Data entries:

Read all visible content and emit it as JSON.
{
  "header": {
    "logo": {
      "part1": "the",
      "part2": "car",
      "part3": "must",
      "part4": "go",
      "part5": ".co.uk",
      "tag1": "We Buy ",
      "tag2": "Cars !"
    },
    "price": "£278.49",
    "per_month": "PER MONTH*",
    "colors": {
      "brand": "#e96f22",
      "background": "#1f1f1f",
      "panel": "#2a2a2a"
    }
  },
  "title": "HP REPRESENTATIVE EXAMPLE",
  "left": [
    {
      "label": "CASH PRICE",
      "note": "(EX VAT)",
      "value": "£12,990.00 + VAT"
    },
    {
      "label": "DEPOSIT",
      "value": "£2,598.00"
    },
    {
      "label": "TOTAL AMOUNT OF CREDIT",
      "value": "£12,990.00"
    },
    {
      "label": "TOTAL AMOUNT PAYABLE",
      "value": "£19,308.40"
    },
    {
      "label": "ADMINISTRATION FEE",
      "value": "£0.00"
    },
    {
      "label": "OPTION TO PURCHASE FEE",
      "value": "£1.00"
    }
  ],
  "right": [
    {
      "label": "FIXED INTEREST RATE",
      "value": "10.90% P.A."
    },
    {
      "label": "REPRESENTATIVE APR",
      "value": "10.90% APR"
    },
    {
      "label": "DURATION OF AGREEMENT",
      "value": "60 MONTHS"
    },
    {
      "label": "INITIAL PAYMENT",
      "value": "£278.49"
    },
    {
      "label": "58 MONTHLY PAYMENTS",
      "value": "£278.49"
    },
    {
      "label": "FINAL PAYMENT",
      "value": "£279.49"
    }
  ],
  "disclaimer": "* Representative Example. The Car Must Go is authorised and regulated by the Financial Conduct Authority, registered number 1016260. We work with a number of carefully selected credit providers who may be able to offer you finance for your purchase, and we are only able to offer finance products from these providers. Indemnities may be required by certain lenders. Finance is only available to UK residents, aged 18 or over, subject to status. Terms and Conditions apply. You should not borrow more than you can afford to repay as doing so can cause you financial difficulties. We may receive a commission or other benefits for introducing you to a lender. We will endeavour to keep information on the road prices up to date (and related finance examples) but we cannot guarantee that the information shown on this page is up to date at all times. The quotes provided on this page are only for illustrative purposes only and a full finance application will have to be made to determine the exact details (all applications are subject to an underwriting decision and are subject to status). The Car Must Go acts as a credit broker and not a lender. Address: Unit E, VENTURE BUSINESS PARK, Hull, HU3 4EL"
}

» **Task goal**: Quote every line of the data, word for word.

» **Result**:
Read all visible content and emit it as JSON.
{
  "header": {
    "logo": {
      "part1": "the",
      "part2": "car",
      "part3": "must",
      "part4": "go",
      "part5": ".co.uk",
      "tag1": "We Buy ",
      "tag2": "Cars !"
    },
    "price": "£278.49",
    "per_month": "PER MONTH*",
    "colors": {
      "brand": "#e96f22",
      "background": "#1f1f1f",
      "panel": "#2a2a2a"
    }
  },
  "title": "HP REPRESENTATIVE EXAMPLE",
  "left": [
    {
      "label": "CASH PRICE",
      "note": "(EX VAT)",
      "value": "£12,990.00 + VAT"
    },
    {
      "label": "DEPOSIT",
      "value": "£2,598.00"
    },
    {
      "label": "TOTAL AMOUNT OF CREDIT",
      "value": "£12,990.00"
    },
    {
      "label": "TOTAL AMOUNT PAYABLE",
      "value": "£19,308.40"
    },
    {
      "label": "ADMINISTRATION FEE",
      "value": "£0.00"
    },
    {
      "label": "OPTION TO PURCHASE FEE",
      "value": "£1.00"
    }
  ],
  "right": [
    {
      "label": "FIXED INTEREST RATE",
      "value": "10.90% P.A."
    },
    {
      "label": "REPRESENTATIVE APR",
      "value": "10.90% APR"
    },
    {
      "label": "DURATION OF AGREEMENT",
      "value": "60 MONTHS"
    },
    {
      "label": "INITIAL PAYMENT",
      "value": "£278.49"
    },
    {
      "label": "58 MONTHLY PAYMENTS",
      "value": "£278.49"
    },
    {
      "label": "FINAL PAYMENT",
      "value": "£279.49"
    }
  ],
  "disclaimer": "* Representative Example. The Car Must Go is authorised and regulated by the Financial Conduct Authority, registered number 1016260. We work with a number of carefully selected credit providers who may be able to offer you finance for your purchase, and we are only able to offer finance products from these providers. Indemnities may be required by certain lenders. Finance is only available to UK residents, aged 18 or over, subject to status. Terms and Conditions apply. You should not borrow more than you can afford to repay as doing so can cause you financial difficulties. We may receive a commission or other benefits for introducing you to a lender. We will endeavour to keep information on the road prices up to date (and related finance examples) but we cannot guarantee that the information shown on this page is up to date at all times. The quotes provided on this page are only for illustrative purposes only and a full finance application will have to be made to determine the exact details (all applications are subject to an underwriting decision and are subject to status). The Car Must Go acts as a credit broker and not a lender. Address: Unit E, VENTURE BUSINESS PARK, Hull, HU3 4EL"
}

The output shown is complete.